= Exercise description =
Quote word for word the part of the article below on building your own garden beds between "Hopefully, this week's" and "the lowest bid.", inclusive.

Why You Should Build Your Own Beds
Longtime GardenLine listeners and readers of my book, Gulf Coast Gardening, know that I strongly suggest getting a landscape allowance from your builder when constructing a new home. Then, you can do your own landscaping.
Add your own money to the fund if necessary, and hire a trustworthy landscape company yourself.
The pictures here demonstrate exactly why I've been saying this for so long. Builders make raised beds by scraping up whatever is on the site and pushing it up next to the foundation.
I shot the photos on the left of a house in Cypress, and Lemmonhead extraordinaire Robert Short took the pictures to the right of a house in Pearland. Robert's examples show construction debris mixed in with sand the builder used to coat the front lawn.
The examples I shot show a "bed" made of nothing but the clay-based bank sand commonly used by most builders. While that can suffice for laying new grass, you couldn't use much worse for building a landscape bed.
If nothing is added to either of these two examples — like top soil and organic matter — you can be nearly sure the plants being inserted will get sick, dry out, or die in short order.
You know how much I encourage the use of rose soil — an equal blend of soil, compost and sharp sand. Do you think either of these look like rose soil? Any horticulturally minded or gardening-savvy person should be offended by these pictures.
Hopefully, this week's tip will underscore the importance of not allowing a builder to handle your landscaping. This is one of those areas where builders try reduce costs as much as possible — they pay only what they must for a landscape installation, and they'll always go with the lowest bid.
Get a landscape allowance from the builder, toss in a few bucks of your own, and hire someone to build your beds the right way - the GardenLine way!

= Provided material =
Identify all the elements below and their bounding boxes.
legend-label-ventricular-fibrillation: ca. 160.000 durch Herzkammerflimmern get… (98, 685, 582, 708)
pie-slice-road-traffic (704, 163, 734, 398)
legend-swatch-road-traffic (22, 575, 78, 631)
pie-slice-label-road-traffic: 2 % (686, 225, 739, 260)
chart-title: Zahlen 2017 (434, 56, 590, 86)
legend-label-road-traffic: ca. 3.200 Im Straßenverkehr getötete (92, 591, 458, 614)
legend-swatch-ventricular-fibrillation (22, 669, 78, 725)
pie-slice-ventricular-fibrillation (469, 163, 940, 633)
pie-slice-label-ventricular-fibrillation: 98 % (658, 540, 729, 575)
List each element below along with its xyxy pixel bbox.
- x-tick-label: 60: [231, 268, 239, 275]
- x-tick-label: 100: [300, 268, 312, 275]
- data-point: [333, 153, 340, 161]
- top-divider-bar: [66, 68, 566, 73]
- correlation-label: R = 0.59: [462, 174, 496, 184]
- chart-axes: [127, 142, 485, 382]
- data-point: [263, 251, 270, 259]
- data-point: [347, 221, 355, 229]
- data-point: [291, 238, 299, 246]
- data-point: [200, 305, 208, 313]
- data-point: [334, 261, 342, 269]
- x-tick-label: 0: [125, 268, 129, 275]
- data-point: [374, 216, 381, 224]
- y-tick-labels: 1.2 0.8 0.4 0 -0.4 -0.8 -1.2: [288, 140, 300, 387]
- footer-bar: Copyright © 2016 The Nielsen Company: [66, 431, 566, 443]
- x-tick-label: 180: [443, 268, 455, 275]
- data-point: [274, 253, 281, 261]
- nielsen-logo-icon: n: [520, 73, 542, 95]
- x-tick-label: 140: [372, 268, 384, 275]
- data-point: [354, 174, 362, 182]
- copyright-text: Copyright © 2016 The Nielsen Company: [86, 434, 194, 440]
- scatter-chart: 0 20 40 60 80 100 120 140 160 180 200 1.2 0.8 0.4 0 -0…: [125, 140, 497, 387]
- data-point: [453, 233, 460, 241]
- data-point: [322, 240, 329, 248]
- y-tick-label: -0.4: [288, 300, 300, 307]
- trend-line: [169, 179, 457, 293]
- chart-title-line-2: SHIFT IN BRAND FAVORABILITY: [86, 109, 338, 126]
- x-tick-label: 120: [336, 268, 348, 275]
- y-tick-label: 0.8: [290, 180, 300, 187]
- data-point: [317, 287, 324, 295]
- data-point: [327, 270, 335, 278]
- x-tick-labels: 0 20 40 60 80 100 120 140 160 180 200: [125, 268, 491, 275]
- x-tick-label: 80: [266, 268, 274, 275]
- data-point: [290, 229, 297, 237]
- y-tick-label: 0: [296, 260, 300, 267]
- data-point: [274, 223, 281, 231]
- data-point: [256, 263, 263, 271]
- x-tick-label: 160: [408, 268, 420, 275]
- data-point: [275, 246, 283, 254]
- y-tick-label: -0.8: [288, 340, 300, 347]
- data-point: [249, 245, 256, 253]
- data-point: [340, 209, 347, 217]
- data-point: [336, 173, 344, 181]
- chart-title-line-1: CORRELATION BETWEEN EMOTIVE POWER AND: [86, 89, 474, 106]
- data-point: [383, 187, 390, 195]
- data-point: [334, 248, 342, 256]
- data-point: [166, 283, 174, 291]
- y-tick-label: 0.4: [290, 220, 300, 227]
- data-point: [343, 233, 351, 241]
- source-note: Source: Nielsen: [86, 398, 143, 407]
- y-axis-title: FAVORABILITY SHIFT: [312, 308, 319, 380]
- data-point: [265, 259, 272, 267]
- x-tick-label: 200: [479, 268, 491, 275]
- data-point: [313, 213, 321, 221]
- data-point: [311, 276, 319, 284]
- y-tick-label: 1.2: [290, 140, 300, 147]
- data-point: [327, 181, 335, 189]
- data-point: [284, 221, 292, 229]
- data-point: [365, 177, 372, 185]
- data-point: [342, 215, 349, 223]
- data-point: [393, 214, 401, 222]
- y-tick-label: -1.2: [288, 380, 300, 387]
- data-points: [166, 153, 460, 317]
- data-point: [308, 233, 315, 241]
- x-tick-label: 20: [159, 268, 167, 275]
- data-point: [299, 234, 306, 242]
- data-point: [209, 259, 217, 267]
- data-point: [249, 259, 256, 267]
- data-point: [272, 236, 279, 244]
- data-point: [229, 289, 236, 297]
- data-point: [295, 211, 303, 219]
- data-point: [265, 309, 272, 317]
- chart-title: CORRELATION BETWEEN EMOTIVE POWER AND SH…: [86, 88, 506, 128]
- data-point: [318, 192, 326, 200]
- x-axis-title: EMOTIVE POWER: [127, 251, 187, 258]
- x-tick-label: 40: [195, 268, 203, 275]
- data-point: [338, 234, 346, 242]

= Written response =
Hopefully, this week's tip will underscore the importance of not allowing a builder to handle your landscaping. This is one of those areas where builders try reduce costs as much as possible — they pay only what they must for a landscape installation, and they'll always go with the lowest bid.